*What you should do:* Reproduce the listing below in full and without alteration, apart from its pictures.

*Records for this exercise:*

####################

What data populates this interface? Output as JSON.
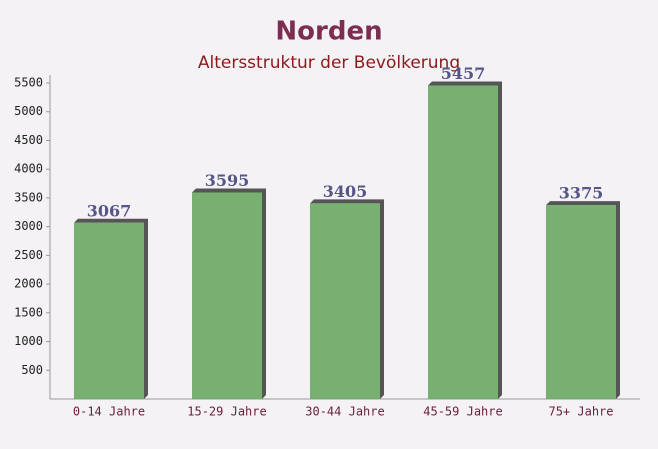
{
  "chart_data": {
    "type": "bar",
    "title": "Norden",
    "subtitle": "Altersstruktur der Bevölkerung",
    "categories": [
      "0-14 Jahre",
      "15-29 Jahre",
      "30-44 Jahre",
      "45-59 Jahre",
      "75+ Jahre"
    ],
    "values": [
      3067,
      3595,
      3405,
      5457,
      3375
    ],
    "color": "#6aa864",
    "ylim": [
      0,
      5500
    ],
    "yticks": [
      500,
      1000,
      1500,
      2000,
      2500,
      3000,
      3500,
      4000,
      4500,
      5000,
      5500
    ]
  }
}
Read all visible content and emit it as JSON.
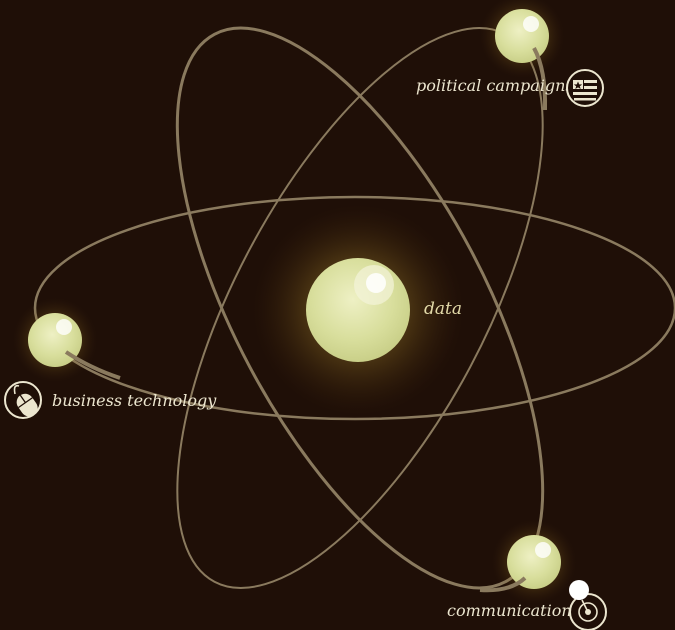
{
  "center": {
    "label": "data"
  },
  "nodes": [
    {
      "id": "political",
      "label": "political campaigns",
      "icon": "flag-icon"
    },
    {
      "id": "business",
      "label": "business technology",
      "icon": "mouse-icon"
    },
    {
      "id": "communication",
      "label": "communication",
      "icon": "target-icon"
    }
  ],
  "colors": {
    "background": "#1f0f07",
    "orbit": "#8a7a5e",
    "orb": "#d9df9f",
    "glow": "#c9a94a",
    "label": "#ece6cf"
  }
}
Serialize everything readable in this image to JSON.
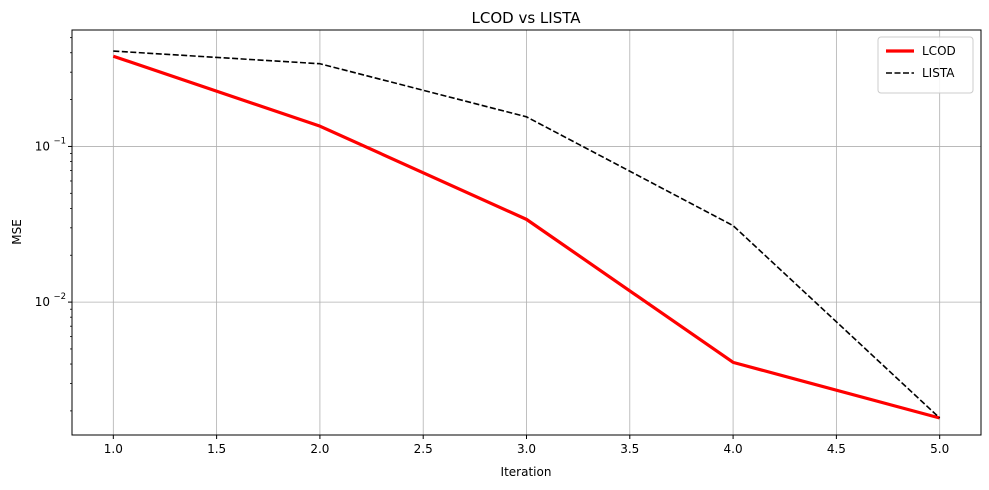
{
  "chart_data": {
    "type": "line",
    "title": "LCOD vs LISTA",
    "xlabel": "Iteration",
    "ylabel": "MSE",
    "x": [
      1.0,
      2.0,
      3.0,
      4.0,
      5.0
    ],
    "xticks": [
      "1.0",
      "1.5",
      "2.0",
      "2.5",
      "3.0",
      "3.5",
      "4.0",
      "4.5",
      "5.0"
    ],
    "yscale": "log",
    "yticks": [
      {
        "value": 0.1,
        "base": "10",
        "exp": "−1"
      },
      {
        "value": 0.01,
        "base": "10",
        "exp": "−2"
      }
    ],
    "xlim": [
      0.8,
      5.2
    ],
    "ylim": [
      0.0014,
      0.56
    ],
    "grid": true,
    "legend_position": "top-right",
    "series": [
      {
        "name": "LCOD",
        "values": [
          0.38,
          0.135,
          0.034,
          0.0041,
          0.0018
        ],
        "color": "#ff0000",
        "style": "solid"
      },
      {
        "name": "LISTA",
        "values": [
          0.41,
          0.34,
          0.155,
          0.031,
          0.0018
        ],
        "color": "#000000",
        "style": "dashed"
      }
    ]
  }
}
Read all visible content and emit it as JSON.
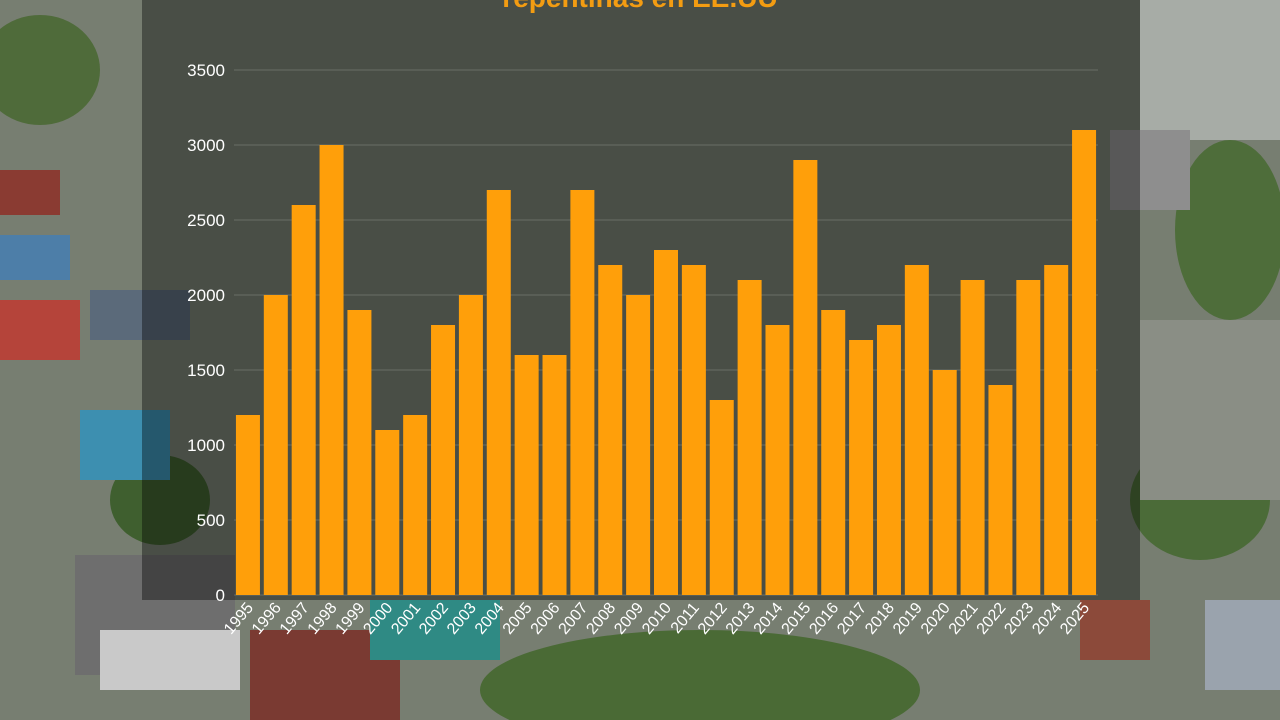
{
  "chart_data": {
    "type": "bar",
    "title": "repentinas en EE.UU",
    "xlabel": "",
    "ylabel": "",
    "ylim": [
      0,
      3500
    ],
    "yticks": [
      0,
      500,
      1000,
      1500,
      2000,
      2500,
      3000,
      3500
    ],
    "grid": true,
    "categories": [
      "1995",
      "1996",
      "1997",
      "1998",
      "1999",
      "2000",
      "2001",
      "2002",
      "2003",
      "2004",
      "2005",
      "2006",
      "2007",
      "2008",
      "2009",
      "2010",
      "2011",
      "2012",
      "2013",
      "2014",
      "2015",
      "2016",
      "2017",
      "2018",
      "2019",
      "2020",
      "2021",
      "2022",
      "2023",
      "2024",
      "2025"
    ],
    "values": [
      1200,
      2000,
      2600,
      3000,
      1900,
      1100,
      1200,
      1800,
      2000,
      2700,
      1600,
      1600,
      2700,
      2200,
      2000,
      2300,
      2200,
      1300,
      2100,
      1800,
      2900,
      1900,
      1700,
      1800,
      2200,
      1500,
      2100,
      1400,
      2100,
      2200,
      3100
    ],
    "colors": {
      "bar": "#ff9f0a",
      "text": "#ffffff",
      "title": "#f39c12"
    }
  }
}
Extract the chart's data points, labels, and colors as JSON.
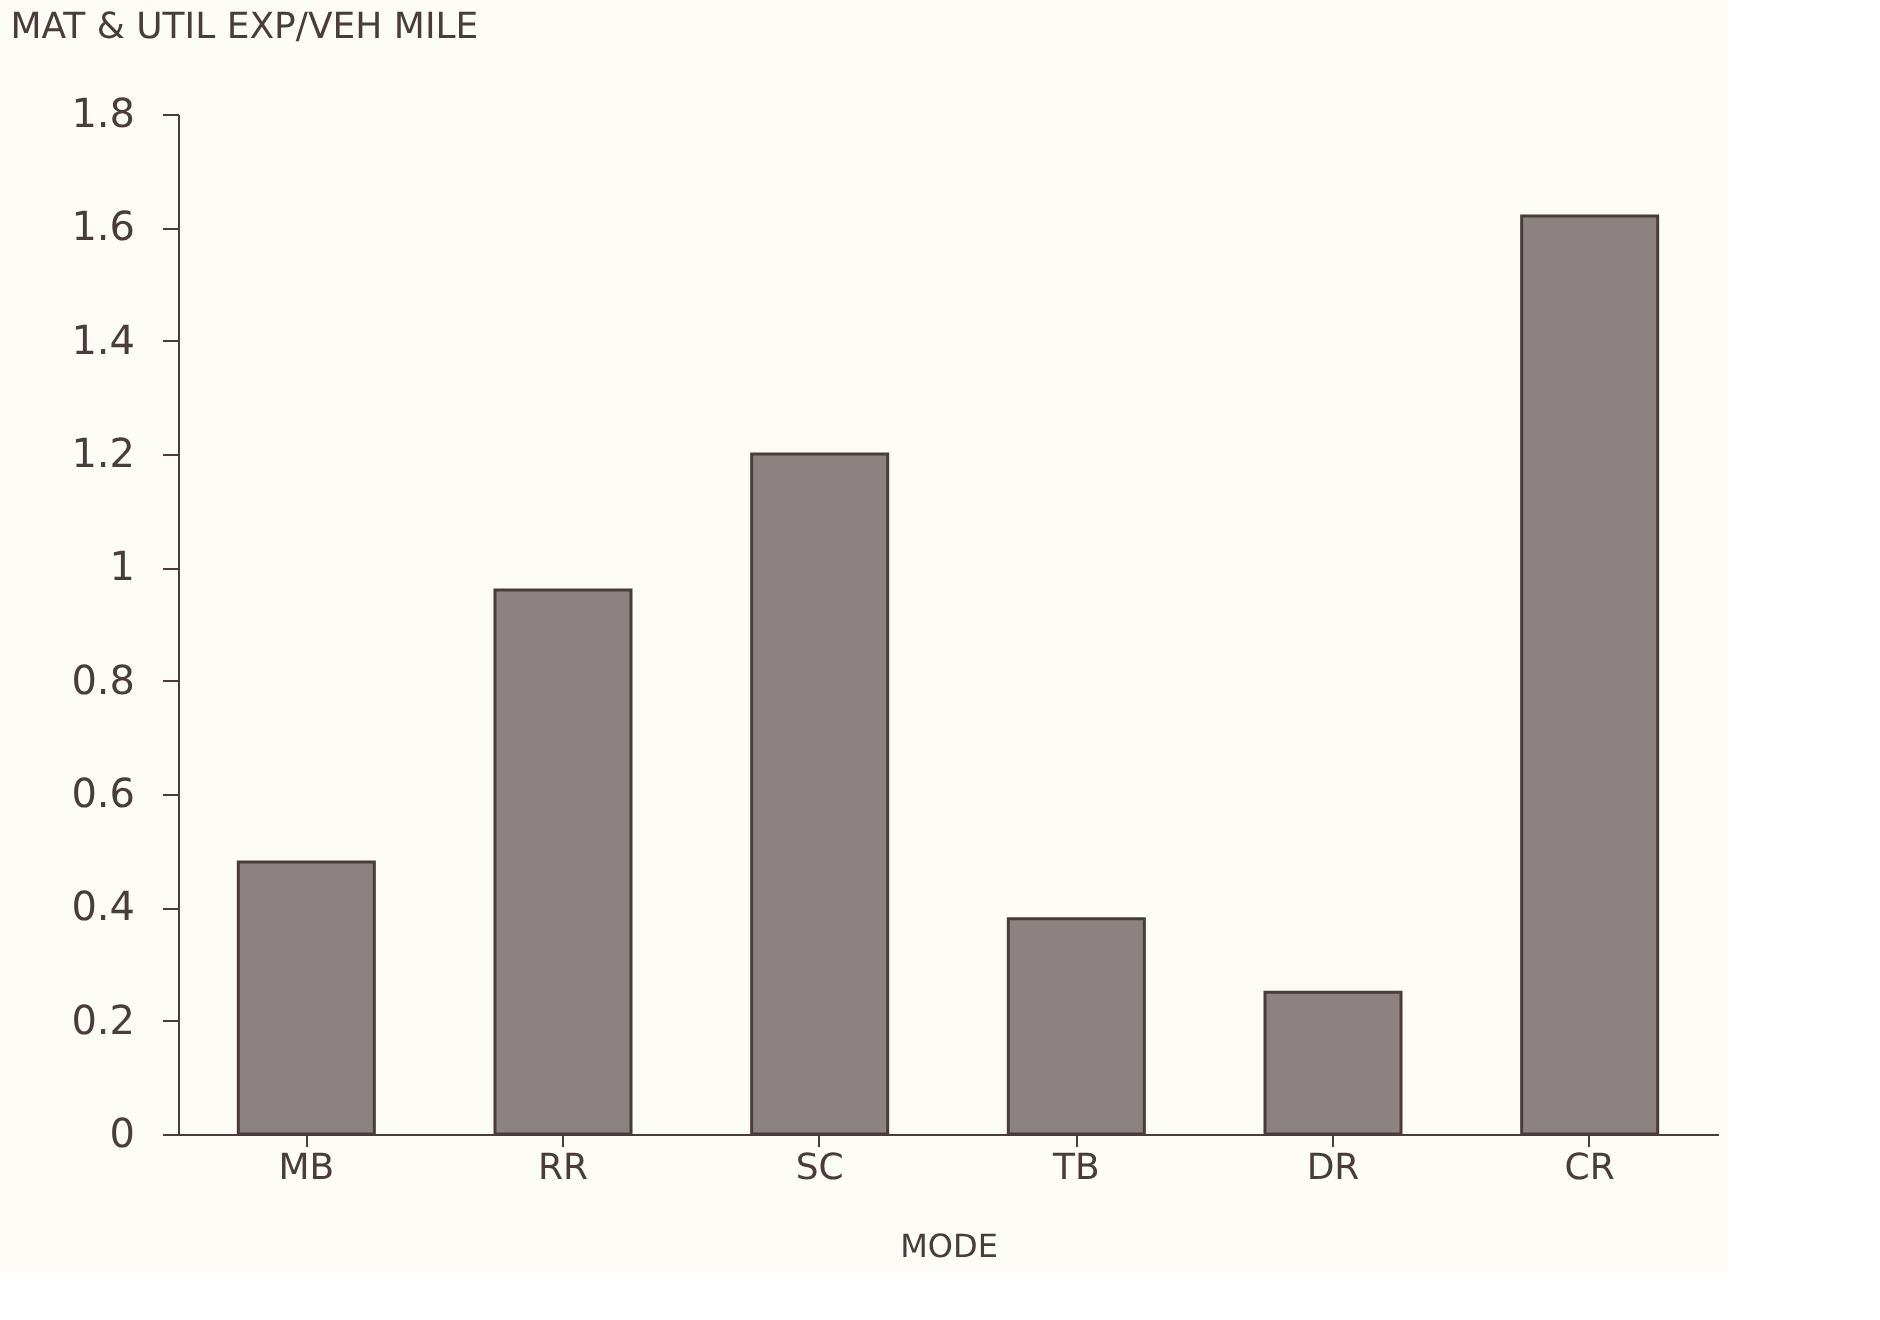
{
  "chart_data": {
    "type": "bar",
    "title": "MAT & UTIL EXP/VEH MILE",
    "xlabel": "MODE",
    "categories": [
      "MB",
      "RR",
      "SC",
      "TB",
      "DR",
      "CR"
    ],
    "values": [
      0.48,
      0.96,
      1.2,
      0.38,
      0.25,
      1.62
    ],
    "color": "#8c8282",
    "ylim": [
      0,
      1.8
    ],
    "yticks": [
      0,
      0.2,
      0.4,
      0.6,
      0.8,
      1,
      1.2,
      1.4,
      1.6,
      1.8
    ],
    "grid": false
  }
}
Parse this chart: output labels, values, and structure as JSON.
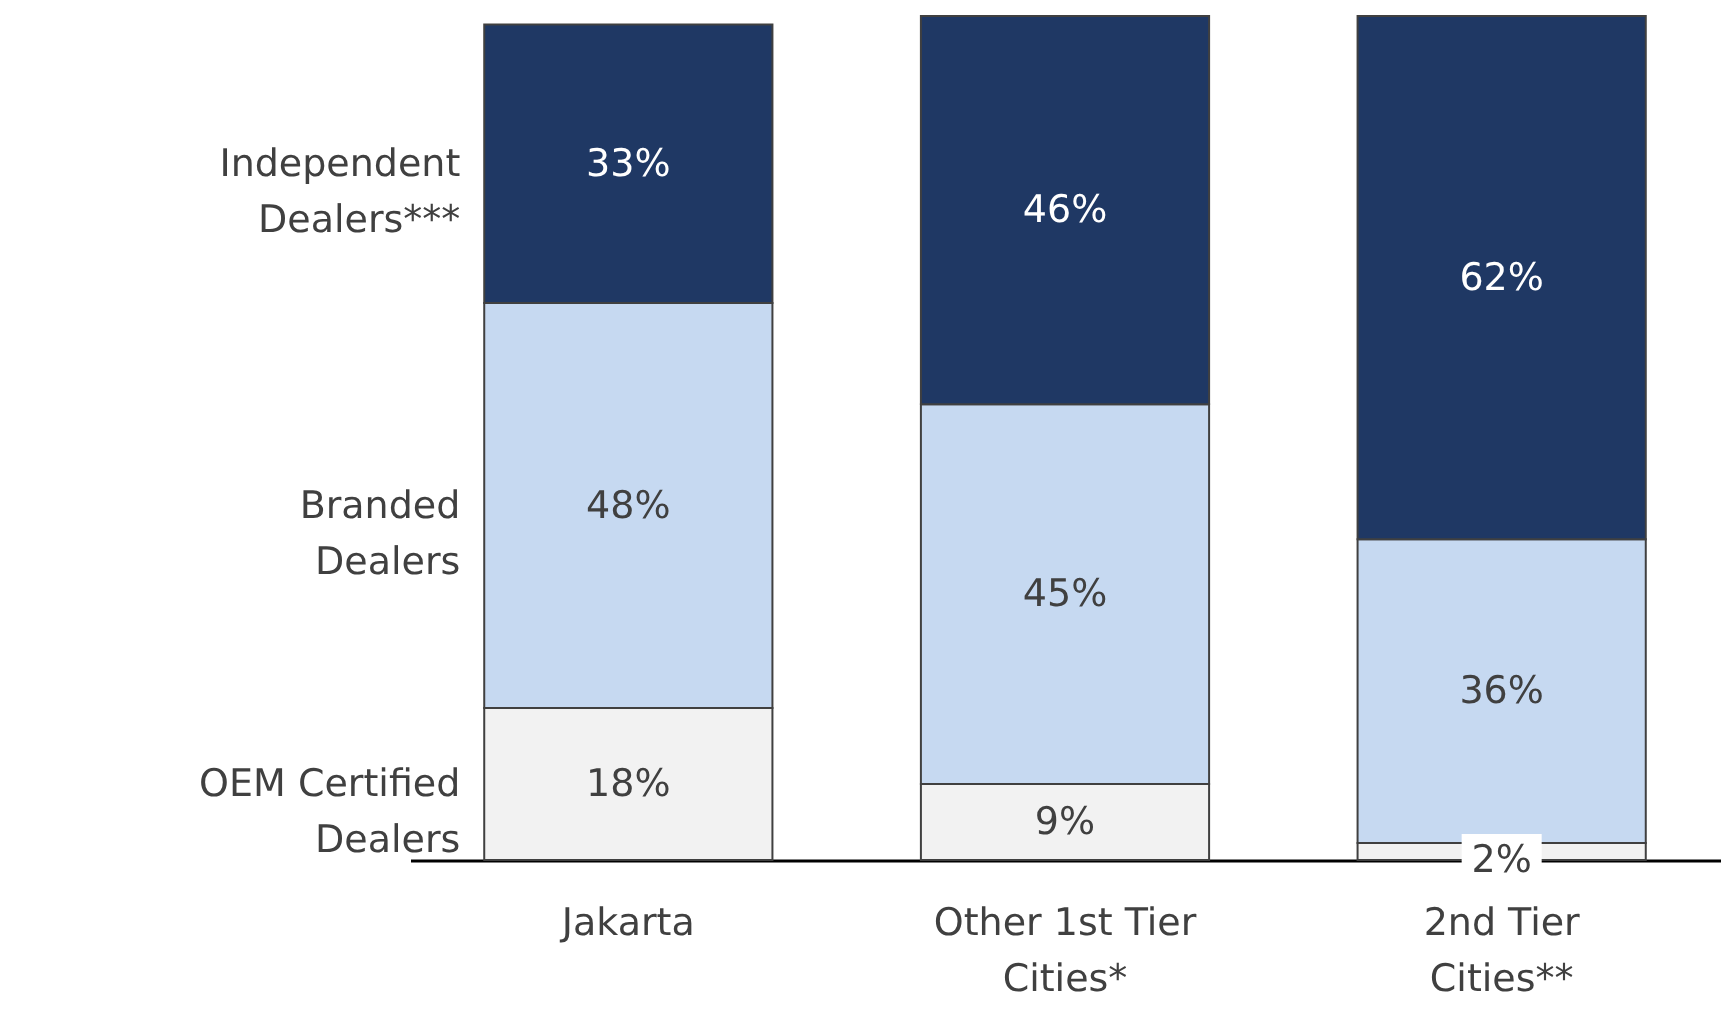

####################

*Written response:*
What data populates this interface? Output as JSON.
{
  "chart_data": {
    "type": "bar",
    "title": "Norden",
    "subtitle": "Altersstruktur der Bevölkerung",
    "categories": [
      "0-14 Jahre",
      "15-29 Jahre",
      "30-44 Jahre",
      "45-59 Jahre",
      "75+ Jahre"
    ],
    "values": [
      3067,
      3595,
      3405,
      5457,
      3375
    ],
    "color": "#6aa864",
    "ylim": [
      0,
      5500
    ],
    "yticks": [
      500,
      1000,
      1500,
      2000,
      2500,
      3000,
      3500,
      4000,
      4500,
      5000,
      5500
    ]
  }
}
Read all visible content and emit it as JSON.
{
  "center": {
    "label": "data"
  },
  "nodes": [
    {
      "id": "political",
      "label": "political campaigns",
      "icon": "flag-icon"
    },
    {
      "id": "business",
      "label": "business technology",
      "icon": "mouse-icon"
    },
    {
      "id": "communication",
      "label": "communication",
      "icon": "target-icon"
    }
  ],
  "colors": {
    "background": "#1f0f07",
    "orbit": "#8a7a5e",
    "orb": "#d9df9f",
    "glow": "#c9a94a",
    "label": "#ece6cf"
  }
}
Serialize everything readable in this image to JSON.
{
  "chart_data": {
    "type": "line",
    "title": "LCOD vs LISTA",
    "xlabel": "Iteration",
    "ylabel": "MSE",
    "x": [
      1.0,
      2.0,
      3.0,
      4.0,
      5.0
    ],
    "xticks": [
      "1.0",
      "1.5",
      "2.0",
      "2.5",
      "3.0",
      "3.5",
      "4.0",
      "4.5",
      "5.0"
    ],
    "yscale": "log",
    "yticks": [
      {
        "value": 0.1,
        "base": "10",
        "exp": "−1"
      },
      {
        "value": 0.01,
        "base": "10",
        "exp": "−2"
      }
    ],
    "xlim": [
      0.8,
      5.2
    ],
    "ylim": [
      0.0014,
      0.56
    ],
    "grid": true,
    "legend_position": "top-right",
    "series": [
      {
        "name": "LCOD",
        "values": [
          0.38,
          0.135,
          0.034,
          0.0041,
          0.0018
        ],
        "color": "#ff0000",
        "style": "solid"
      },
      {
        "name": "LISTA",
        "values": [
          0.41,
          0.34,
          0.155,
          0.031,
          0.0018
        ],
        "color": "#000000",
        "style": "dashed"
      }
    ]
  }
}
Read all visible content and emit it as JSON.
{
  "chart_data": {
    "type": "bar",
    "title": "repentinas en EE.UU",
    "xlabel": "",
    "ylabel": "",
    "ylim": [
      0,
      3500
    ],
    "yticks": [
      0,
      500,
      1000,
      1500,
      2000,
      2500,
      3000,
      3500
    ],
    "grid": true,
    "categories": [
      "1995",
      "1996",
      "1997",
      "1998",
      "1999",
      "2000",
      "2001",
      "2002",
      "2003",
      "2004",
      "2005",
      "2006",
      "2007",
      "2008",
      "2009",
      "2010",
      "2011",
      "2012",
      "2013",
      "2014",
      "2015",
      "2016",
      "2017",
      "2018",
      "2019",
      "2020",
      "2021",
      "2022",
      "2023",
      "2024",
      "2025"
    ],
    "values": [
      1200,
      2000,
      2600,
      3000,
      1900,
      1100,
      1200,
      1800,
      2000,
      2700,
      1600,
      1600,
      2700,
      2200,
      2000,
      2300,
      2200,
      1300,
      2100,
      1800,
      2900,
      1900,
      1700,
      1800,
      2200,
      1500,
      2100,
      1400,
      2100,
      2200,
      3100
    ],
    "colors": {
      "bar": "#ff9f0a",
      "text": "#ffffff",
      "title": "#f39c12"
    }
  }
}
Extract the chart's data points, labels, and colors as JSON.
{
  "chart_data": {
    "type": "bar",
    "title": "MAT & UTIL EXP/VEH MILE",
    "xlabel": "MODE",
    "categories": [
      "MB",
      "RR",
      "SC",
      "TB",
      "DR",
      "CR"
    ],
    "values": [
      0.48,
      0.96,
      1.2,
      0.38,
      0.25,
      1.62
    ],
    "color": "#8c8282",
    "ylim": [
      0,
      1.8
    ],
    "yticks": [
      0,
      0.2,
      0.4,
      0.6,
      0.8,
      1,
      1.2,
      1.4,
      1.6,
      1.8
    ],
    "grid": false
  }
}
Parse this chart: output labels, values, and structure as JSON.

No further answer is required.